Mist over the glaciers of Chimboarzo, taken from over 16000 feet.
Mist over the glaciers of Chimboarzo, 16,000 ft

    I think my favorite part of the trip was Saquisili and the market.  There were so many amazing things to see and buy, like the woman selling a rack of over 30 roasted pigs heads (I'm not making this up).  Such a bargain at only $4 each!  As it was, we bought cloth purses, an Andean musical pipe, jewelry (Amanda had a birthday coming up), and I got a wonderfully soft Alpaca jacket for only $8.
    I could have stayed longer in the mountains.  We don't get to see enough of them from the boat.  The traveling is cheap, the food is good, the scenery is beautiful, and the Andean people are delightful.  But Vamp wanted to get back to their boat and I had some repairs to do before I wanted to sail, so we bid farewell to the mountains and headed back home as well.

Freezing on the equator! Approach to Ecuador's highest: Chimboarazo Volcano
Freezing on the equator! Chimboarazo Volcano

(Sue) This was a GREAT adventure! The scenery was fascinating, starting with the low, dry hills south of Manta, towards Guayaquil, then becoming lusher and more dramatic as we ascended into the highlands. With the handy Lonely Planet Guide to Ecuador, we chose our destinations for activity possibilities and scenery. We located clean, cheap accommodation every night, usually bargaining the rooms down to a comfortable $4 or $5 per night per person. Sometimes that included breakfast of eggs, toast, jams (Andean blackberry), fruit, and coffee. Now go figure: Ecuador grows coffee, but invariably when they serve it what you get is a cup of hot milk, a bowl of sugar, and a jar of Nescafe Instant coffee. Eating out was no economic drain -- not at $1.50 for a 3-course set menu lunch or dinner, to an extravagant $4 for a really nice steak diner at a fancy restaurant.

YUM! Fresh fruit salads for breakfast in Riobamba.
Fresh fruit salads for breakfast in Riobamba!

__WORK INSTRUCTIONS__. List each item the travelers bought at the Saquisili market, according to the Ecuador travel excerpt above.

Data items
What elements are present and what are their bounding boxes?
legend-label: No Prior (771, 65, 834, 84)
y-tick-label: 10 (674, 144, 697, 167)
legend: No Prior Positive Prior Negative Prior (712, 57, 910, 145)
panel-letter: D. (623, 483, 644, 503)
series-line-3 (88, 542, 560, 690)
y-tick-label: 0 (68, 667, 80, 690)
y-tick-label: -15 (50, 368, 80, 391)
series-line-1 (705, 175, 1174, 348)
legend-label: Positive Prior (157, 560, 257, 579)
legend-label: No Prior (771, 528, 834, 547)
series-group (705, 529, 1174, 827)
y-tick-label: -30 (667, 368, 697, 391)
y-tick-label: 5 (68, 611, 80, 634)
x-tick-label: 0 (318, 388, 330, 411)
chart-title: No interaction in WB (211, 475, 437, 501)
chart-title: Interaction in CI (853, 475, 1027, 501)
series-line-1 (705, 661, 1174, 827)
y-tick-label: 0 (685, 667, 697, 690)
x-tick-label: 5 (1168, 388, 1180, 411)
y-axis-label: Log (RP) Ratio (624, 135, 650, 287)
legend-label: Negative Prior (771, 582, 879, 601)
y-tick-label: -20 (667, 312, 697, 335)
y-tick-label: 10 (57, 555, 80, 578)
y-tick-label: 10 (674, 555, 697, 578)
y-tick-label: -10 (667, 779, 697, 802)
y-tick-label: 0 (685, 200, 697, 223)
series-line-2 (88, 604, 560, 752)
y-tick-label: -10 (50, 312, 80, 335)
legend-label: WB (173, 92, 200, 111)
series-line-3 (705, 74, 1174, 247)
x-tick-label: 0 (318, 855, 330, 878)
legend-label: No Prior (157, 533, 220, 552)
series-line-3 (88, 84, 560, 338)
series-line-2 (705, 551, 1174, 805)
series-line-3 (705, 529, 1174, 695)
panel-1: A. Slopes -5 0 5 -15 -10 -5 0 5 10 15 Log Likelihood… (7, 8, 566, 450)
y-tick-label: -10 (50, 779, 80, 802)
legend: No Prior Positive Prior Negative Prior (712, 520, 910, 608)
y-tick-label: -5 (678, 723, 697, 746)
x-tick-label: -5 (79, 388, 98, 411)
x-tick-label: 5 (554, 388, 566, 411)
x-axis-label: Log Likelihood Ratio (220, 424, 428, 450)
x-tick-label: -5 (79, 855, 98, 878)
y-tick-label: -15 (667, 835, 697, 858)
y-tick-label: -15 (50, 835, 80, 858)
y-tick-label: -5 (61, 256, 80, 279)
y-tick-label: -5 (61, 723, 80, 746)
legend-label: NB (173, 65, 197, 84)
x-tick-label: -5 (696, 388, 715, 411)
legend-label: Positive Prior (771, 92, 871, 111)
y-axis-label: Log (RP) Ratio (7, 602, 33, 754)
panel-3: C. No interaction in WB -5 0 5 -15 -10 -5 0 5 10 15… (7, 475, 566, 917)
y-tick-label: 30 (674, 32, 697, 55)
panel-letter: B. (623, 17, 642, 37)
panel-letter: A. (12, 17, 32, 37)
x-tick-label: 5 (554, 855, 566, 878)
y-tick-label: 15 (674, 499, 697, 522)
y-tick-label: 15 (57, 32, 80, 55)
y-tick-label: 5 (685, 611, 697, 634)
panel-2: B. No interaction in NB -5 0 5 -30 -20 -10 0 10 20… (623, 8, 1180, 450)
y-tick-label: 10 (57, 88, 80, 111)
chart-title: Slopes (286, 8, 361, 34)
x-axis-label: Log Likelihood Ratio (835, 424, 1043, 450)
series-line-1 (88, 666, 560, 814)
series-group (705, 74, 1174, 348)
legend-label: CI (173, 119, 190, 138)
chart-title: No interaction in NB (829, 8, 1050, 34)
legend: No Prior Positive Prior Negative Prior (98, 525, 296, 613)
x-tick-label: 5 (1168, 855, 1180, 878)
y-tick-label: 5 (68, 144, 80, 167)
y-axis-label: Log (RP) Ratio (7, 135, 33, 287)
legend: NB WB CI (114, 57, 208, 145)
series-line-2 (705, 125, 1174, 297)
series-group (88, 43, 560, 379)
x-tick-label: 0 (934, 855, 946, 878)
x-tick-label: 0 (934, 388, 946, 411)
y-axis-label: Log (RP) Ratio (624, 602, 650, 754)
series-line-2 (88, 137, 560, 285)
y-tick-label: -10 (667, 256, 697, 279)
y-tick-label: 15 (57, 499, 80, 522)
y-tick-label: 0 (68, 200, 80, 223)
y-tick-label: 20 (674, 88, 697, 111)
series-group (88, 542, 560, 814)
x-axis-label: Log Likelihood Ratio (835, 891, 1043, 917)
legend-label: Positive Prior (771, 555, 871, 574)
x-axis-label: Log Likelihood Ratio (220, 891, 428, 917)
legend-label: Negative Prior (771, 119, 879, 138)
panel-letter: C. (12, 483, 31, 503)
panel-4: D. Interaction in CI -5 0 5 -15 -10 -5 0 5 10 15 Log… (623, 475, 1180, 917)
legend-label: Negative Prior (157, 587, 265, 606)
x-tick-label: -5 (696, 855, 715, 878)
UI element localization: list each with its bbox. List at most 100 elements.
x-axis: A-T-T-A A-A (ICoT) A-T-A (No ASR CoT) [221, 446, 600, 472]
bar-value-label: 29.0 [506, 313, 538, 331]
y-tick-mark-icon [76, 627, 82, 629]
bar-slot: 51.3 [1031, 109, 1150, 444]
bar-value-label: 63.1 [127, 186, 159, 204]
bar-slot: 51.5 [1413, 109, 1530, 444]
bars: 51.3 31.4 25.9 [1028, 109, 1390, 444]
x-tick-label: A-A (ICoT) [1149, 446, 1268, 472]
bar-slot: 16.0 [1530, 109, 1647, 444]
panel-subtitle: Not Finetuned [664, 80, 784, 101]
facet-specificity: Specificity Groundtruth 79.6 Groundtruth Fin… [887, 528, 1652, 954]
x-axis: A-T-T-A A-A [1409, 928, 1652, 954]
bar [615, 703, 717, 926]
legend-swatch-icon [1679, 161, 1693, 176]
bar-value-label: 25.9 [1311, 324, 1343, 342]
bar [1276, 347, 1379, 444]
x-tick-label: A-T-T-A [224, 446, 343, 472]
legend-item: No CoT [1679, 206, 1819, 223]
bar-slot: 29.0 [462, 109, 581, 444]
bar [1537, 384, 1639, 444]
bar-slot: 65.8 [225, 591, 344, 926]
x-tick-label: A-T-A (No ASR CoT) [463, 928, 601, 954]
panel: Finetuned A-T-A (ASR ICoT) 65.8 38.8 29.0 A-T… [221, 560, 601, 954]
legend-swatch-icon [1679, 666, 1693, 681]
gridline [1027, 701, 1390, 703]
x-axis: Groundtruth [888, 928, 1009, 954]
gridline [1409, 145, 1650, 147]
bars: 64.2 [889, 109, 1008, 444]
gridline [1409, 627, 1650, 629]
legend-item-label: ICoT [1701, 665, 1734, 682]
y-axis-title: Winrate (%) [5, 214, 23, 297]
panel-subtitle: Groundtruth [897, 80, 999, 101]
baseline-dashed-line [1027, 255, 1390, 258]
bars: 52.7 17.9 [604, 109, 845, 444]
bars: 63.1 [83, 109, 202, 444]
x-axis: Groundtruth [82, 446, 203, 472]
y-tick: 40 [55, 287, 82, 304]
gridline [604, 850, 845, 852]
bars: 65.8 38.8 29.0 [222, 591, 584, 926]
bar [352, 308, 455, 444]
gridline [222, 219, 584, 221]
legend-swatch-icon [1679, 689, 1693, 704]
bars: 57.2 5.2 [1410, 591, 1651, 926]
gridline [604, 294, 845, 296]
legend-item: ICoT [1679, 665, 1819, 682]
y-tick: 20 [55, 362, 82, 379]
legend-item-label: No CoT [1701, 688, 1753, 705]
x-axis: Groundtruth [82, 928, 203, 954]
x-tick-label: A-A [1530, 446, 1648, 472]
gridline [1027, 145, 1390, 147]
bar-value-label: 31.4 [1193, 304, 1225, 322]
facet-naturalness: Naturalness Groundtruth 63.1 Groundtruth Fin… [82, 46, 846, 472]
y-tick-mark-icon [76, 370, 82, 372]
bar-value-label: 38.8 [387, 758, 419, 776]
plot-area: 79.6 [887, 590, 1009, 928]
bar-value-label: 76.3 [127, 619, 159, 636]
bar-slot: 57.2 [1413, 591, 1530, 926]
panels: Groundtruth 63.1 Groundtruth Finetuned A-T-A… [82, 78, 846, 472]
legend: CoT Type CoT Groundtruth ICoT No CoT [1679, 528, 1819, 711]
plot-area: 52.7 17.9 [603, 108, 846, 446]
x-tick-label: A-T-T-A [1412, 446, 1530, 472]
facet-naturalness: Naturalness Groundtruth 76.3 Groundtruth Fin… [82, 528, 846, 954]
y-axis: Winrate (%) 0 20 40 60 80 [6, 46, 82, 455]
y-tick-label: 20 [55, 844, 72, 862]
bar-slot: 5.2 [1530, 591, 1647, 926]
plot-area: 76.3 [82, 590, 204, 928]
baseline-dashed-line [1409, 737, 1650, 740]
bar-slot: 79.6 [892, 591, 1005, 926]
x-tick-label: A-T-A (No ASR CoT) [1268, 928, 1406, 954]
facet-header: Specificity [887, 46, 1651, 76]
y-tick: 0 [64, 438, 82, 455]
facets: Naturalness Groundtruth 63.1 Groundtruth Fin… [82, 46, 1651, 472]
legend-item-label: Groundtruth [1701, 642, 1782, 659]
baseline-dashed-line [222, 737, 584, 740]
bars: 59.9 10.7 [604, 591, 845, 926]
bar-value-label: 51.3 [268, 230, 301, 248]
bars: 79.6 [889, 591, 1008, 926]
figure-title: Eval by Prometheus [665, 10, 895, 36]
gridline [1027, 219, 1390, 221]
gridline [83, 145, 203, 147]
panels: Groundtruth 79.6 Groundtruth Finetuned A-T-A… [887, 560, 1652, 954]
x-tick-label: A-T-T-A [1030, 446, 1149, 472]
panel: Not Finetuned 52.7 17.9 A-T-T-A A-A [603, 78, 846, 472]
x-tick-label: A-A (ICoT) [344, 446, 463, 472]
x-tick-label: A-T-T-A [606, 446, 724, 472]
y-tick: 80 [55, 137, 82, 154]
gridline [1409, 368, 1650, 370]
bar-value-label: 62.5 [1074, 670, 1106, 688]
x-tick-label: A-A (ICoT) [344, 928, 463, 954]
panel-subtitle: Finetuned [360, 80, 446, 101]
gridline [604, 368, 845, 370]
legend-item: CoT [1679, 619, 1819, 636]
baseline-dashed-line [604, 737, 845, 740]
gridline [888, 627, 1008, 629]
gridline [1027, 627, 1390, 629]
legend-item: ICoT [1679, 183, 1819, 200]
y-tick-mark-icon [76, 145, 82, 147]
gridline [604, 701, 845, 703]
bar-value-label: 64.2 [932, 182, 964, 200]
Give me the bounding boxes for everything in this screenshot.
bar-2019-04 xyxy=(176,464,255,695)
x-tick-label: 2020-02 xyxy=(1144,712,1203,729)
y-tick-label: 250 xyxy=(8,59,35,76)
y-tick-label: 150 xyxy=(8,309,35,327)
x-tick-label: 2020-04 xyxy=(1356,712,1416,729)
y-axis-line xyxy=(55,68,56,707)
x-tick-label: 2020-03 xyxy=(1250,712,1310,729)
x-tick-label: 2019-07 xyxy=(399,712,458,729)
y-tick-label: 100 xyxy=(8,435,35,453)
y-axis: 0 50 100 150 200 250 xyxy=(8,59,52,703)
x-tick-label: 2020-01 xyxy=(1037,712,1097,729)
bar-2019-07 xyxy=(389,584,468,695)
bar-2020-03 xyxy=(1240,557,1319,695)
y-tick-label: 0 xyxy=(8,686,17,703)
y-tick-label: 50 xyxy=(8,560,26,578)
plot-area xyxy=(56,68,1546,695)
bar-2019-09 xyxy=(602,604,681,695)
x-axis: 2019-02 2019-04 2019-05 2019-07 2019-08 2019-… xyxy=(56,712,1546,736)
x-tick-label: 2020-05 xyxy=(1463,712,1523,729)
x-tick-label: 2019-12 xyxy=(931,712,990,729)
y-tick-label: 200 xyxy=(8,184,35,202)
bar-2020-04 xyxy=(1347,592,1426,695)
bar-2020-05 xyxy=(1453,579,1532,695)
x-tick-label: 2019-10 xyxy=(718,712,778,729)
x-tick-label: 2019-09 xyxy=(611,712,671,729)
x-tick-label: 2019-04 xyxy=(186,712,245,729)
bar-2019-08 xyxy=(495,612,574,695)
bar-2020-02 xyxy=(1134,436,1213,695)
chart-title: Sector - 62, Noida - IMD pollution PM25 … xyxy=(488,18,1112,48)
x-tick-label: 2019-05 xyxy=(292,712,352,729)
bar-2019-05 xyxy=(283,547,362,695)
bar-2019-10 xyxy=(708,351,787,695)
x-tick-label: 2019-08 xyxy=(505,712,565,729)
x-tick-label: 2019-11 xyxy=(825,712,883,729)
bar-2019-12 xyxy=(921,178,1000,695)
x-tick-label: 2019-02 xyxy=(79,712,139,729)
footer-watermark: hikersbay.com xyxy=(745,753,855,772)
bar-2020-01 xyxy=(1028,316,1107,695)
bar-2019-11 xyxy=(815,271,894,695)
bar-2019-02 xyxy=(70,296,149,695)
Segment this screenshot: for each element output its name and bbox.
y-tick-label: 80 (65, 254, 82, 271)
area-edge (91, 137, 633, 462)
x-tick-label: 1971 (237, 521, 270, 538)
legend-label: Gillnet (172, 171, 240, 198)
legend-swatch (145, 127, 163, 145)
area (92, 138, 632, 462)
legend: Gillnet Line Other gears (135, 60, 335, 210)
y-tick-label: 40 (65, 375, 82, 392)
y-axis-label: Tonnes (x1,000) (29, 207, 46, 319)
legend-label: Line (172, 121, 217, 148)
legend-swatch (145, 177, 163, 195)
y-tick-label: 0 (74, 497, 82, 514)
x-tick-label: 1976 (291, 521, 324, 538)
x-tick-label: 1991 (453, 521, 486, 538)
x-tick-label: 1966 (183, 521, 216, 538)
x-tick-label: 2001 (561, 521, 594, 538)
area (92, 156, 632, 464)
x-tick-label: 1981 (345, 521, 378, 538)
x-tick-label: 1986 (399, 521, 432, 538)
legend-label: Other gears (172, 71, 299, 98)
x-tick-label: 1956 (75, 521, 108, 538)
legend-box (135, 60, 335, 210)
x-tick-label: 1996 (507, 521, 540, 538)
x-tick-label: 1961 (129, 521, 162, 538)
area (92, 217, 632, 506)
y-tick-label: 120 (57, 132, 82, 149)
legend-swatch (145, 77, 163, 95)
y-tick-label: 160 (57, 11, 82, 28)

__TASK ANSWER__.
- Cloth purses
- An Andean musical pipe
- Jewelry
- A soft Alpaca jacket